### [記述課題]
以下の記録を、すべての行について一字一句変えずに書き写してもらえますか。

[保存済みデータの記録]
++++

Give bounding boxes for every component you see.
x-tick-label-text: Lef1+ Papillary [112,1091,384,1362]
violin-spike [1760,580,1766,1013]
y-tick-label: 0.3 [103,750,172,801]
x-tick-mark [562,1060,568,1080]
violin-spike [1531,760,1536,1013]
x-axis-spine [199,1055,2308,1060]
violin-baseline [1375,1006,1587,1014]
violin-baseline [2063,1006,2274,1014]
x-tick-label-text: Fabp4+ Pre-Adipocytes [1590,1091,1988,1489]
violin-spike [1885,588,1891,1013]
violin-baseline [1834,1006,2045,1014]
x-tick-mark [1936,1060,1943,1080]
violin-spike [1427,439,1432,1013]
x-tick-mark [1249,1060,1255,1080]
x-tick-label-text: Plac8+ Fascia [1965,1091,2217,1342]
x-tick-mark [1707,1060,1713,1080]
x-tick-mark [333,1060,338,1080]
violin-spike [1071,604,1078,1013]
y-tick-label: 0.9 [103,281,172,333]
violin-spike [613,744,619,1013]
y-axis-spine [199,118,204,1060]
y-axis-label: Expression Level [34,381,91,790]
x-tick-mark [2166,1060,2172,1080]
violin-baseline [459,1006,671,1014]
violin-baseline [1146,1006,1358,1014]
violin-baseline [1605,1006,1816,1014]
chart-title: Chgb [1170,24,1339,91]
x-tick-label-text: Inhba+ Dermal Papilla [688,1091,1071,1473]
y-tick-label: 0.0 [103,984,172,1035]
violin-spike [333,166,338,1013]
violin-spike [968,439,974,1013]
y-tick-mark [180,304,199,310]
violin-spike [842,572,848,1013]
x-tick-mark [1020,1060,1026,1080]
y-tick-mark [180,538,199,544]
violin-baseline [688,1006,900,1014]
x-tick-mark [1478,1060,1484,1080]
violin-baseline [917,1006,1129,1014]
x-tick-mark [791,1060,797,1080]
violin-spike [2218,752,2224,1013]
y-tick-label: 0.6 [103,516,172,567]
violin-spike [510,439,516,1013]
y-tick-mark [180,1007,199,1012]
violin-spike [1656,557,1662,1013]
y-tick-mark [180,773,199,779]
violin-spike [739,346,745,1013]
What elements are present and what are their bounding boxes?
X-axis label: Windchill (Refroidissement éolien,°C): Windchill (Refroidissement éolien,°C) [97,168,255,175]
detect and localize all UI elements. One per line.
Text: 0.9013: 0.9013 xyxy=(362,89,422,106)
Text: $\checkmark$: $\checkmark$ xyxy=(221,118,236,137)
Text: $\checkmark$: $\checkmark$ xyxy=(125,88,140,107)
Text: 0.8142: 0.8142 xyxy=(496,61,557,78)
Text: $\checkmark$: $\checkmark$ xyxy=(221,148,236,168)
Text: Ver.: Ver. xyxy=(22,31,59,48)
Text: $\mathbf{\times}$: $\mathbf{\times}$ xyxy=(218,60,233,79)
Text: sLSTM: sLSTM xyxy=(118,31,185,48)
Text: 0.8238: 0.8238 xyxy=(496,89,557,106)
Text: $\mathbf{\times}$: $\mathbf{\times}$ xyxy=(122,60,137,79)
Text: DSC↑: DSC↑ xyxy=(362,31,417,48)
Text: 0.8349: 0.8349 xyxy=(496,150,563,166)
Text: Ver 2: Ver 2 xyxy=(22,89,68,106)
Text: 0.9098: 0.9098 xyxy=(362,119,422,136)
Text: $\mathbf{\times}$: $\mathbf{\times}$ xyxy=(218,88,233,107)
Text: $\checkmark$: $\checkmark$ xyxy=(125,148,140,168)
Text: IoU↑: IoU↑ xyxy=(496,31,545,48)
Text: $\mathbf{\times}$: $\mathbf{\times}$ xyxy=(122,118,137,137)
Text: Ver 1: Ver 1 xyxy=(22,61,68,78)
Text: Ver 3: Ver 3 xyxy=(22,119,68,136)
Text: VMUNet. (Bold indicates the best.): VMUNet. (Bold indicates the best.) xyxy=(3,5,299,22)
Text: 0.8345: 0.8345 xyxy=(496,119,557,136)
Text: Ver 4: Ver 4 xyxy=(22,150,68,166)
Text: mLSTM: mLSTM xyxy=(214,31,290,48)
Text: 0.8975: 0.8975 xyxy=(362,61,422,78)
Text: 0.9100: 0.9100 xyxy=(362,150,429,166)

++++

### [解答]
Give bounding boxes for every component you see.
x-tick-label-text: Lef1+ Papillary [112,1091,384,1362]
violin-spike [1760,580,1766,1013]
y-tick-label: 0.3 [103,750,172,801]
x-tick-mark [562,1060,568,1080]
violin-spike [1531,760,1536,1013]
x-axis-spine [199,1055,2308,1060]
violin-baseline [1375,1006,1587,1014]
violin-baseline [2063,1006,2274,1014]
x-tick-label-text: Fabp4+ Pre-Adipocytes [1590,1091,1988,1489]
violin-spike [1885,588,1891,1013]
violin-baseline [1834,1006,2045,1014]
x-tick-mark [1936,1060,1943,1080]
violin-spike [1427,439,1432,1013]
x-tick-mark [1249,1060,1255,1080]
x-tick-label-text: Plac8+ Fascia [1965,1091,2217,1342]
x-tick-mark [1707,1060,1713,1080]
x-tick-mark [333,1060,338,1080]
violin-spike [1071,604,1078,1013]
y-tick-label: 0.9 [103,281,172,333]
violin-spike [613,744,619,1013]
y-axis-spine [199,118,204,1060]
y-axis-label: Expression Level [34,381,91,790]
x-tick-mark [2166,1060,2172,1080]
violin-baseline [459,1006,671,1014]
violin-baseline [1146,1006,1358,1014]
violin-baseline [1605,1006,1816,1014]
chart-title: Chgb [1170,24,1339,91]
x-tick-label-text: Inhba+ Dermal Papilla [688,1091,1071,1473]
y-tick-label: 0.0 [103,984,172,1035]
violin-spike [333,166,338,1013]
violin-spike [968,439,974,1013]
y-tick-mark [180,304,199,310]
violin-spike [842,572,848,1013]
x-tick-mark [1020,1060,1026,1080]
y-tick-mark [180,538,199,544]
violin-baseline [688,1006,900,1014]
x-tick-mark [1478,1060,1484,1080]
violin-baseline [917,1006,1129,1014]
x-tick-mark [791,1060,797,1080]
violin-spike [2218,752,2224,1013]
y-tick-label: 0.6 [103,516,172,567]
violin-spike [510,439,516,1013]
y-tick-mark [180,1007,199,1012]
violin-spike [1656,557,1662,1013]
y-tick-mark [180,773,199,779]
violin-spike [739,346,745,1013]
What elements are present and what are their bounding boxes?
X-axis label: Windchill (Refroidissement éolien,°C): Windchill (Refroidissement éolien,°C) [97,168,255,175]
detect and localize all UI elements. One per line.
Text: 0.9013: 0.9013 xyxy=(362,89,422,106)
Text: $\checkmark$: $\checkmark$ xyxy=(221,118,236,137)
Text: $\checkmark$: $\checkmark$ xyxy=(125,88,140,107)
Text: 0.8142: 0.8142 xyxy=(496,61,557,78)
Text: $\checkmark$: $\checkmark$ xyxy=(221,148,236,168)
Text: Ver.: Ver. xyxy=(22,31,59,48)
Text: $\mathbf{\times}$: $\mathbf{\times}$ xyxy=(218,60,233,79)
Text: sLSTM: sLSTM xyxy=(118,31,185,48)
Text: 0.8238: 0.8238 xyxy=(496,89,557,106)
Text: $\mathbf{\times}$: $\mathbf{\times}$ xyxy=(122,60,137,79)
Text: DSC↑: DSC↑ xyxy=(362,31,417,48)
Text: 0.8349: 0.8349 xyxy=(496,150,563,166)
Text: Ver 2: Ver 2 xyxy=(22,89,68,106)
Text: 0.9098: 0.9098 xyxy=(362,119,422,136)
Text: $\mathbf{\times}$: $\mathbf{\times}$ xyxy=(218,88,233,107)
Text: $\checkmark$: $\checkmark$ xyxy=(125,148,140,168)
Text: IoU↑: IoU↑ xyxy=(496,31,545,48)
Text: $\mathbf{\times}$: $\mathbf{\times}$ xyxy=(122,118,137,137)
Text: Ver 1: Ver 1 xyxy=(22,61,68,78)
Text: Ver 3: Ver 3 xyxy=(22,119,68,136)
Text: VMUNet. (Bold indicates the best.): VMUNet. (Bold indicates the best.) xyxy=(3,5,299,22)
Text: 0.8345: 0.8345 xyxy=(496,119,557,136)
Text: Ver 4: Ver 4 xyxy=(22,150,68,166)
Text: mLSTM: mLSTM xyxy=(214,31,290,48)
Text: 0.8975: 0.8975 xyxy=(362,61,422,78)
Text: 0.9100: 0.9100 xyxy=(362,150,429,166)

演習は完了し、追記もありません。